Entries from a visual dataset
···

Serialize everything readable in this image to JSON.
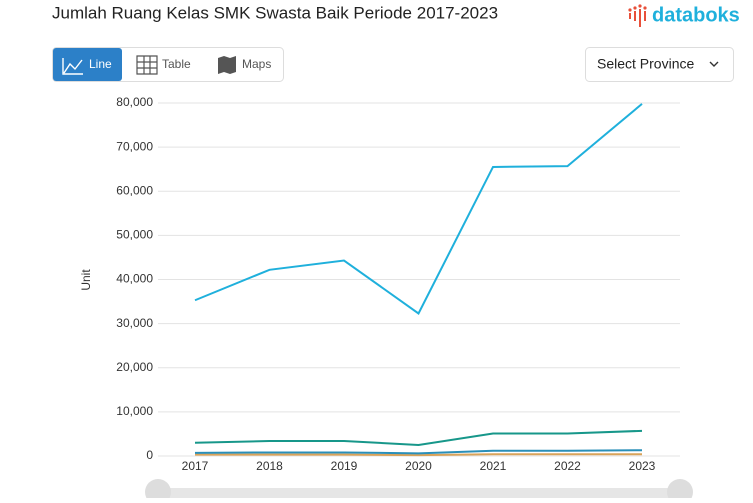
{
  "header": {
    "logo": "databoks"
  },
  "controls": {
    "views": [
      "Line",
      "Table",
      "Maps"
    ],
    "select": "Select Province"
  },
  "chart_data": {
    "type": "line",
    "title": "Jumlah Ruang Kelas SMK Swasta Baik Periode 2017-2023",
    "y_label": "Unit",
    "categories": [
      "2017",
      "2018",
      "2019",
      "2020",
      "2021",
      "2022",
      "2023"
    ],
    "series": [
      {
        "color": "#1fb0dc",
        "values": [
          35300,
          42200,
          44300,
          32300,
          65500,
          65700,
          79800
        ]
      },
      {
        "color": "#17978a",
        "values": [
          3000,
          3400,
          3400,
          2500,
          5100,
          5100,
          5700
        ]
      },
      {
        "color": "#2a8fb8",
        "values": [
          700,
          800,
          800,
          600,
          1200,
          1200,
          1300
        ]
      },
      {
        "color": "#d9a35a",
        "values": [
          300,
          300,
          300,
          200,
          400,
          400,
          400
        ]
      }
    ],
    "ylim": [
      0,
      80000
    ],
    "yticks": [
      0,
      {
        "value": 10000,
        "label": "10,000"
      },
      {
        "value": 20000,
        "label": "20,000"
      },
      {
        "value": 30000,
        "label": "30,000"
      },
      {
        "value": 40000,
        "label": "40,000"
      },
      {
        "value": 50000,
        "label": "50,000"
      },
      {
        "value": 60000,
        "label": "60,000"
      },
      {
        "value": 70000,
        "label": "70,000"
      },
      {
        "value": 80000,
        "label": "80,000"
      }
    ],
    "grid": true
  }
}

···

Brief:
Look for the word "color" in every line of the listing and copy the lines that have it.

Full solution:
        "color": "#1fb0dc",
        "color": "#17978a",
        "color": "#2a8fb8",
        "color": "#d9a35a",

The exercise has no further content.